Extracted material:

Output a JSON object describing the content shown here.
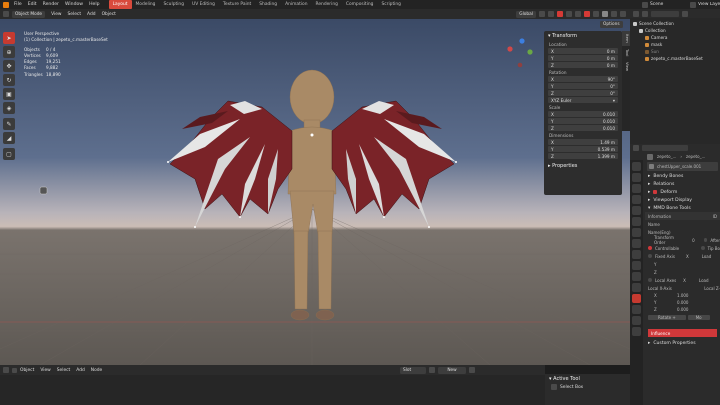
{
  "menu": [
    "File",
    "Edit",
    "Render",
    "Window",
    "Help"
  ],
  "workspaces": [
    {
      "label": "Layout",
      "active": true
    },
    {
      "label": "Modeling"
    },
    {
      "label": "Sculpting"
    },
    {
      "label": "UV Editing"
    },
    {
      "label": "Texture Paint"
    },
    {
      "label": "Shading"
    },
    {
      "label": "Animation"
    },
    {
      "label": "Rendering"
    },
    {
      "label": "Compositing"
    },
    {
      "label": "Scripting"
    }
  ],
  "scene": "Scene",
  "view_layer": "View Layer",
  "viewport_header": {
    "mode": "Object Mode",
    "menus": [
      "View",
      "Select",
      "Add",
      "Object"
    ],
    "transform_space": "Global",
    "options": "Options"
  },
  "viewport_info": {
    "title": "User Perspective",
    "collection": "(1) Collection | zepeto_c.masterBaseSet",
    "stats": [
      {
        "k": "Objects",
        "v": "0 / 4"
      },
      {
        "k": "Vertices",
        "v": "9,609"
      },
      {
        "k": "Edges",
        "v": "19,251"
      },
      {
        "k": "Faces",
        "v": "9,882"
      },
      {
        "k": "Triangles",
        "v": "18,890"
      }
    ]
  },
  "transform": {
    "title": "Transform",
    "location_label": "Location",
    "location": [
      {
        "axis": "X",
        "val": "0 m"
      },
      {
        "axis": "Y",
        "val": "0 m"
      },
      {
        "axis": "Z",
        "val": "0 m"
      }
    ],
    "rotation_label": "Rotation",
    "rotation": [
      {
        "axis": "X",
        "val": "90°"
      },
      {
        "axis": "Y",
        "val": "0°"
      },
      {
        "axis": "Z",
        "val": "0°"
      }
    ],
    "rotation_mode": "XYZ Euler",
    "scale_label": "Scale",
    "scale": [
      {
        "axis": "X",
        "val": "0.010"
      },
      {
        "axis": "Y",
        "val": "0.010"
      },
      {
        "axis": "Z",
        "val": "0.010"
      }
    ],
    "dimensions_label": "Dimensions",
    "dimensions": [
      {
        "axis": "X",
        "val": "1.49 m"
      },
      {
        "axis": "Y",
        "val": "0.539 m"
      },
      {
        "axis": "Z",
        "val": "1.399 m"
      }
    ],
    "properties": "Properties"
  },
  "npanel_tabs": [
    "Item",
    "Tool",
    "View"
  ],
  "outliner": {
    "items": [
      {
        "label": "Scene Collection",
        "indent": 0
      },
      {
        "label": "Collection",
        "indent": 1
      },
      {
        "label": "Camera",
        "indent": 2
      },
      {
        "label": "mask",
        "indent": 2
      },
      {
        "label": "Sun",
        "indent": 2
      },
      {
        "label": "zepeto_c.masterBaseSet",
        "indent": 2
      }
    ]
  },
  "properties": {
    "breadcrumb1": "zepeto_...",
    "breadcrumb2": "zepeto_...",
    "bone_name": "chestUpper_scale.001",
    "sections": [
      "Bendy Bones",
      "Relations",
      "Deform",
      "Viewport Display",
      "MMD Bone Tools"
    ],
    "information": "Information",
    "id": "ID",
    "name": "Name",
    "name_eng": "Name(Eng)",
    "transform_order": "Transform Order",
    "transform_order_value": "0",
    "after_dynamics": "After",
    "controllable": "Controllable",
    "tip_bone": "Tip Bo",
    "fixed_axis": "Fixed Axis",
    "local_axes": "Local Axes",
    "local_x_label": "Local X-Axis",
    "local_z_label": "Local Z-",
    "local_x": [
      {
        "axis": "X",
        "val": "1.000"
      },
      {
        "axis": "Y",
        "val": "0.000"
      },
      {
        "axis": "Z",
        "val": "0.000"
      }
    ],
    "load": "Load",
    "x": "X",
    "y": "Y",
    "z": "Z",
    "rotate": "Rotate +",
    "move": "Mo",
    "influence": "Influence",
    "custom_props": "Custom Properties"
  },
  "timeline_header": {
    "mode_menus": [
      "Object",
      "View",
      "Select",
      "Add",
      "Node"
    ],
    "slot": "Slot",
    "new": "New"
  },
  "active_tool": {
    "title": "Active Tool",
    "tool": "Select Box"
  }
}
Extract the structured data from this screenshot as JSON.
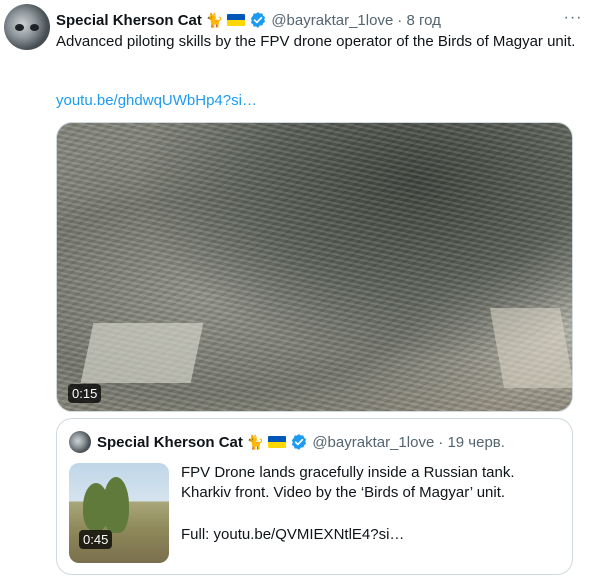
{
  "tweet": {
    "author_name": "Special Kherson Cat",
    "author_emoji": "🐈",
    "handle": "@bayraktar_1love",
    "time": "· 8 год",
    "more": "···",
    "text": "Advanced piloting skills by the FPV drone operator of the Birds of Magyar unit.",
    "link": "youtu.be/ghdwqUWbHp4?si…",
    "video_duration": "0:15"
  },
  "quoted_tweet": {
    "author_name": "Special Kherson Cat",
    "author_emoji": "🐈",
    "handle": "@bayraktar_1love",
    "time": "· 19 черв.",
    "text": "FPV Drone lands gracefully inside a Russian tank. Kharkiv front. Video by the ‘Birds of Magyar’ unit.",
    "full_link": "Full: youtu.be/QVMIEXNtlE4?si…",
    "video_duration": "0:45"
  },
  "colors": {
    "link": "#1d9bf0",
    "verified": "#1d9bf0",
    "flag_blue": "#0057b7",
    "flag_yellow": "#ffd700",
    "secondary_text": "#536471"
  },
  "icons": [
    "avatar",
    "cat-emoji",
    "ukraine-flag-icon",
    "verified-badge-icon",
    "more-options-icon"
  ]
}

Task to complete: Omit the pictures and give the material again, exactly and in full.

Finished exercise:
Output a JSON object describing the content shown here.
{
  "menu": [
    "File",
    "Edit",
    "Render",
    "Window",
    "Help"
  ],
  "workspaces": [
    {
      "label": "Layout",
      "active": true
    },
    {
      "label": "Modeling"
    },
    {
      "label": "Sculpting"
    },
    {
      "label": "UV Editing"
    },
    {
      "label": "Texture Paint"
    },
    {
      "label": "Shading"
    },
    {
      "label": "Animation"
    },
    {
      "label": "Rendering"
    },
    {
      "label": "Compositing"
    },
    {
      "label": "Scripting"
    }
  ],
  "scene": "Scene",
  "view_layer": "View Layer",
  "viewport_header": {
    "mode": "Object Mode",
    "menus": [
      "View",
      "Select",
      "Add",
      "Object"
    ],
    "transform_space": "Global",
    "options": "Options"
  },
  "viewport_info": {
    "title": "User Perspective",
    "collection": "(1) Collection | zepeto_c.masterBaseSet",
    "stats": [
      {
        "k": "Objects",
        "v": "0 / 4"
      },
      {
        "k": "Vertices",
        "v": "9,609"
      },
      {
        "k": "Edges",
        "v": "19,251"
      },
      {
        "k": "Faces",
        "v": "9,882"
      },
      {
        "k": "Triangles",
        "v": "18,890"
      }
    ]
  },
  "transform": {
    "title": "Transform",
    "location_label": "Location",
    "location": [
      {
        "axis": "X",
        "val": "0 m"
      },
      {
        "axis": "Y",
        "val": "0 m"
      },
      {
        "axis": "Z",
        "val": "0 m"
      }
    ],
    "rotation_label": "Rotation",
    "rotation": [
      {
        "axis": "X",
        "val": "90°"
      },
      {
        "axis": "Y",
        "val": "0°"
      },
      {
        "axis": "Z",
        "val": "0°"
      }
    ],
    "rotation_mode": "XYZ Euler",
    "scale_label": "Scale",
    "scale": [
      {
        "axis": "X",
        "val": "0.010"
      },
      {
        "axis": "Y",
        "val": "0.010"
      },
      {
        "axis": "Z",
        "val": "0.010"
      }
    ],
    "dimensions_label": "Dimensions",
    "dimensions": [
      {
        "axis": "X",
        "val": "1.49 m"
      },
      {
        "axis": "Y",
        "val": "0.539 m"
      },
      {
        "axis": "Z",
        "val": "1.399 m"
      }
    ],
    "properties": "Properties"
  },
  "npanel_tabs": [
    "Item",
    "Tool",
    "View"
  ],
  "outliner": {
    "items": [
      {
        "label": "Scene Collection",
        "indent": 0
      },
      {
        "label": "Collection",
        "indent": 1
      },
      {
        "label": "Camera",
        "indent": 2
      },
      {
        "label": "mask",
        "indent": 2
      },
      {
        "label": "Sun",
        "indent": 2
      },
      {
        "label": "zepeto_c.masterBaseSet",
        "indent": 2
      }
    ]
  },
  "properties": {
    "breadcrumb1": "zepeto_...",
    "breadcrumb2": "zepeto_...",
    "bone_name": "chestUpper_scale.001",
    "sections": [
      "Bendy Bones",
      "Relations",
      "Deform",
      "Viewport Display",
      "MMD Bone Tools"
    ],
    "information": "Information",
    "id": "ID",
    "name": "Name",
    "name_eng": "Name(Eng)",
    "transform_order": "Transform Order",
    "transform_order_value": "0",
    "after_dynamics": "After",
    "controllable": "Controllable",
    "tip_bone": "Tip Bo",
    "fixed_axis": "Fixed Axis",
    "local_axes": "Local Axes",
    "local_x_label": "Local X-Axis",
    "local_z_label": "Local Z-",
    "local_x": [
      {
        "axis": "X",
        "val": "1.000"
      },
      {
        "axis": "Y",
        "val": "0.000"
      },
      {
        "axis": "Z",
        "val": "0.000"
      }
    ],
    "load": "Load",
    "x": "X",
    "y": "Y",
    "z": "Z",
    "rotate": "Rotate +",
    "move": "Mo",
    "influence": "Influence",
    "custom_props": "Custom Properties"
  },
  "timeline_header": {
    "mode_menus": [
      "Object",
      "View",
      "Select",
      "Add",
      "Node"
    ],
    "slot": "Slot",
    "new": "New"
  },
  "active_tool": {
    "title": "Active Tool",
    "tool": "Select Box"
  }
}
Extract the structured data from this screenshot as JSON.
{
  "tweet": {
    "author_name": "Special Kherson Cat",
    "author_emoji": "🐈",
    "handle": "@bayraktar_1love",
    "time": "· 8 год",
    "more": "···",
    "text": "Advanced piloting skills by the FPV drone operator of the Birds of Magyar unit.",
    "link": "youtu.be/ghdwqUWbHp4?si…",
    "video_duration": "0:15"
  },
  "quoted_tweet": {
    "author_name": "Special Kherson Cat",
    "author_emoji": "🐈",
    "handle": "@bayraktar_1love",
    "time": "· 19 черв.",
    "text": "FPV Drone lands gracefully inside a Russian tank. Kharkiv front. Video by the ‘Birds of Magyar’ unit.",
    "full_link": "Full: youtu.be/QVMIEXNtlE4?si…",
    "video_duration": "0:45"
  },
  "colors": {
    "link": "#1d9bf0",
    "verified": "#1d9bf0",
    "flag_blue": "#0057b7",
    "flag_yellow": "#ffd700",
    "secondary_text": "#536471"
  },
  "icons": [
    "avatar",
    "cat-emoji",
    "ukraine-flag-icon",
    "verified-badge-icon",
    "more-options-icon"
  ]
}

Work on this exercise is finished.